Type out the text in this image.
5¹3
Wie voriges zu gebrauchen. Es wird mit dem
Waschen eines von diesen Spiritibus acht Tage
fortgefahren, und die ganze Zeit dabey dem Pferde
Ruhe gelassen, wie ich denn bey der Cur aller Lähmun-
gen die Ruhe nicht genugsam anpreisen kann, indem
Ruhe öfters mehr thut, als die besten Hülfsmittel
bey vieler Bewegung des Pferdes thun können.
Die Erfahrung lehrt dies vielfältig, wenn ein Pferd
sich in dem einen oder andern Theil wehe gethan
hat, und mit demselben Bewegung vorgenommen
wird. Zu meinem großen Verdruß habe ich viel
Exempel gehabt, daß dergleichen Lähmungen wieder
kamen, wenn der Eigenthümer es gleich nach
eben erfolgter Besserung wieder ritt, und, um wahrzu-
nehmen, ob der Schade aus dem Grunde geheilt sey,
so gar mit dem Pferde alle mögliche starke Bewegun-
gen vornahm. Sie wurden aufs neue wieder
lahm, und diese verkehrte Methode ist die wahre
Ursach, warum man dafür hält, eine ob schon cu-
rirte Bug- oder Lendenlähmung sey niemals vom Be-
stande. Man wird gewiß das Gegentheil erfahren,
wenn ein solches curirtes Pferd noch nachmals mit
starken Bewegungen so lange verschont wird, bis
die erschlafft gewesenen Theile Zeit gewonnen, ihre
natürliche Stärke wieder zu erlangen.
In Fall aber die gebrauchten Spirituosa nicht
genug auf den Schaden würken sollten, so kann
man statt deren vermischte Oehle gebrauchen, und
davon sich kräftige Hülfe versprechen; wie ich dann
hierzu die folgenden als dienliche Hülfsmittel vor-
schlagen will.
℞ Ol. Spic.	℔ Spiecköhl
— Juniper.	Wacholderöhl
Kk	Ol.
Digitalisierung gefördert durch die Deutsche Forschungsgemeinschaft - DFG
==*==
REQUIRED ACTION: For every line in the listing above that contains "Hülfsmittel", copy that line.

SOLUTION TO THIS TASK:
Ruhe öfters mehr thut, als die besten Hülfsmittel
hierzu die folgenden als dienliche Hülfsmittel vor-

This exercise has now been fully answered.